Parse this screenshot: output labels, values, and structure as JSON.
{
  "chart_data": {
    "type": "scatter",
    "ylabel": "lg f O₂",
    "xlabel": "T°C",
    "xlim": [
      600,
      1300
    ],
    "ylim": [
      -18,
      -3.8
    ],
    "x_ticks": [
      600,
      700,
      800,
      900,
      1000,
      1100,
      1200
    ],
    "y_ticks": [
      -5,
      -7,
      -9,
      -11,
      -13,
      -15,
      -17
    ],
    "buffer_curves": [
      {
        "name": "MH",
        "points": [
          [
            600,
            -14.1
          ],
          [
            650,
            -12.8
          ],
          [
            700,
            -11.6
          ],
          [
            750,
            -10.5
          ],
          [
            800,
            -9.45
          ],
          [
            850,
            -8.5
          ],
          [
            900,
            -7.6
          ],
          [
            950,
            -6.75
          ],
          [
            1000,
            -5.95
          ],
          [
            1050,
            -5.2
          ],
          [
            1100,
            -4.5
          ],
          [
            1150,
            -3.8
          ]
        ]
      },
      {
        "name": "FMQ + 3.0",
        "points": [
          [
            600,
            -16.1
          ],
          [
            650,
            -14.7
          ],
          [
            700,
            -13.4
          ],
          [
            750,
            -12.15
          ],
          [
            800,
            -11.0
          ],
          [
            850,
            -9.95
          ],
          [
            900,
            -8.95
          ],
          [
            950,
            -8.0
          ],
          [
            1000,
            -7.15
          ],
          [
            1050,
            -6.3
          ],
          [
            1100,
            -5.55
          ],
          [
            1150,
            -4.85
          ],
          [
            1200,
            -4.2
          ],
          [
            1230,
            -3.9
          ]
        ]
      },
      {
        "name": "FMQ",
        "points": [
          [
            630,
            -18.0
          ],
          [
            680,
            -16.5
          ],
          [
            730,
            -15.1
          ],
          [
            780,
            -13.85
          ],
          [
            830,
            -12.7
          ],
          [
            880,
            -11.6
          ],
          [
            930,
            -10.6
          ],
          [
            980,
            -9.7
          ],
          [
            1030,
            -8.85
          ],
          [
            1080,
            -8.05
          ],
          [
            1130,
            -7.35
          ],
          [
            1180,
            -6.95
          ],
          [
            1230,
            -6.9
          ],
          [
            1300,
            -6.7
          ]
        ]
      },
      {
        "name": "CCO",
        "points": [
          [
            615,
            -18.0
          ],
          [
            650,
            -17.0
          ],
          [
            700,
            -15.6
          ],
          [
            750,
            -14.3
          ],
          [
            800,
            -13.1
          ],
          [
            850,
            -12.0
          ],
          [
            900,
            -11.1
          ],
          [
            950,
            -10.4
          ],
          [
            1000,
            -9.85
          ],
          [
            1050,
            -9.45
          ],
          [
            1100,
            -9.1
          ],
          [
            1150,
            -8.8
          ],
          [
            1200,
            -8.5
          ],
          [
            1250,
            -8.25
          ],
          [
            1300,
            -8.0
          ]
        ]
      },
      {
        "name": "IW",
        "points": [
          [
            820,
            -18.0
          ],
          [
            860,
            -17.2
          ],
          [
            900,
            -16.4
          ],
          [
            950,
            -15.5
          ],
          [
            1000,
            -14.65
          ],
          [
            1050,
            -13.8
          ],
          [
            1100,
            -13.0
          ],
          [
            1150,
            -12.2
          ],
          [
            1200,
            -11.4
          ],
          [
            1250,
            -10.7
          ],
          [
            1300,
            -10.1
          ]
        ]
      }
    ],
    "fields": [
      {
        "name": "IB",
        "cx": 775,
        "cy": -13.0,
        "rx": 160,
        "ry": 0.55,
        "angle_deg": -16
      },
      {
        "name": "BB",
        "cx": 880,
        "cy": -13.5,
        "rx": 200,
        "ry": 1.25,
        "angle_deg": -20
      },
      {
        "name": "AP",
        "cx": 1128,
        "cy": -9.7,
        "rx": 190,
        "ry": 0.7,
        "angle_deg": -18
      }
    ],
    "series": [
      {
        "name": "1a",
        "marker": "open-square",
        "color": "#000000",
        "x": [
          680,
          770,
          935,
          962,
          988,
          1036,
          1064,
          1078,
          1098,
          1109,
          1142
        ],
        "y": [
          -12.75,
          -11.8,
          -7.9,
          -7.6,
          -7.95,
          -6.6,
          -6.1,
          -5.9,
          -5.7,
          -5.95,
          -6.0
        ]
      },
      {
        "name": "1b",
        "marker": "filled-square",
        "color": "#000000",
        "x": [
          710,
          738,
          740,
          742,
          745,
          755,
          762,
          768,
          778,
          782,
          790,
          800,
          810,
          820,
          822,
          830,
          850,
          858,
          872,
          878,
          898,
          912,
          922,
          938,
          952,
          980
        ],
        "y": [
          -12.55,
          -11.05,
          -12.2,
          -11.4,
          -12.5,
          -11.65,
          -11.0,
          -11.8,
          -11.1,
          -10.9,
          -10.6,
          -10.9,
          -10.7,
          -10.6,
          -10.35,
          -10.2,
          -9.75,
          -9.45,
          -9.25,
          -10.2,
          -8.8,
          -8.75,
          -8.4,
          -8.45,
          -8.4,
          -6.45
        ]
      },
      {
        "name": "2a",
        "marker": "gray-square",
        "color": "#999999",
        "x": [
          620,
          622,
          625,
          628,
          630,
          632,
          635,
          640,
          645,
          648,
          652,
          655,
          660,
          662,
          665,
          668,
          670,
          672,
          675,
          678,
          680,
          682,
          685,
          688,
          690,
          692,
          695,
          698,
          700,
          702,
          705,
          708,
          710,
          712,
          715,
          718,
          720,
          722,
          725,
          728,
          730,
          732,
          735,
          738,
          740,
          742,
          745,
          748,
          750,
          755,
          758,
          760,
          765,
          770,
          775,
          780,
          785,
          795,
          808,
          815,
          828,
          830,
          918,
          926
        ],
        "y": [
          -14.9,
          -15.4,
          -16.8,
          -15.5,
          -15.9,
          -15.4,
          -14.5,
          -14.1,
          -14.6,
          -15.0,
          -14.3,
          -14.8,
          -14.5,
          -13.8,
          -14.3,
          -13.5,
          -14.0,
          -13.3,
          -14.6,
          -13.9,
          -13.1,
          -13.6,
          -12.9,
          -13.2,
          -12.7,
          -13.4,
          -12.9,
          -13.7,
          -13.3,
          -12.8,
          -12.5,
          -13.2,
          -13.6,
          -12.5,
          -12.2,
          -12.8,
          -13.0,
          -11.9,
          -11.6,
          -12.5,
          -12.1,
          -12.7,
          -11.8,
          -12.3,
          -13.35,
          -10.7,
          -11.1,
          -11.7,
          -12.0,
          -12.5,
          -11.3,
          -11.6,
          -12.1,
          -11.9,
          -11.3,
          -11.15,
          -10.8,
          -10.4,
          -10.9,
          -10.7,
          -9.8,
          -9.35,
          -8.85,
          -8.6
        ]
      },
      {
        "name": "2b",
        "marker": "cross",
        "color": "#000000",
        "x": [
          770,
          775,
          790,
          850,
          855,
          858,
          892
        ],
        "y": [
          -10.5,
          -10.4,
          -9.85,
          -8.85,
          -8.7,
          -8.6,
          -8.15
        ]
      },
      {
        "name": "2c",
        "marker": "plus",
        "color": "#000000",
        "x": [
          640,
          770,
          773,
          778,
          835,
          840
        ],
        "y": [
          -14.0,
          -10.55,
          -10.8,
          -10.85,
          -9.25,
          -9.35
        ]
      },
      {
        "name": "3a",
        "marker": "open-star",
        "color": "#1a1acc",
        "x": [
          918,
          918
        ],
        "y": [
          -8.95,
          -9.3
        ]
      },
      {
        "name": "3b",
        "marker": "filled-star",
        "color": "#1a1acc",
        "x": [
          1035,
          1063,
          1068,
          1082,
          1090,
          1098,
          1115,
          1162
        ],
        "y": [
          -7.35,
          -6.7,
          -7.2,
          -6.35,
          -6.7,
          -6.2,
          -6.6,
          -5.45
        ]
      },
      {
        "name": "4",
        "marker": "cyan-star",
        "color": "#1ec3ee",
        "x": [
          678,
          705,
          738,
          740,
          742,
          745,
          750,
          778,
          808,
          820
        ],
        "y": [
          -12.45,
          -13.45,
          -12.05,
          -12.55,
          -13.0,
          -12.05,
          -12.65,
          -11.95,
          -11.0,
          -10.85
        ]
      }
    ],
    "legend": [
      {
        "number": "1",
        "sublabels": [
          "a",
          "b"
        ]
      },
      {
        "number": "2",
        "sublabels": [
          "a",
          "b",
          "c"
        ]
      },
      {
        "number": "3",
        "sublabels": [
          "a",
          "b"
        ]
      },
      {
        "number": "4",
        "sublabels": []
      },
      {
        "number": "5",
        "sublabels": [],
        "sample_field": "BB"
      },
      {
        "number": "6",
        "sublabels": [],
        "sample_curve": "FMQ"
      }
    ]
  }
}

• • • • • • •

Say, as a bare number, how many lines in the entries above include the string "filled".

Exercise output> 2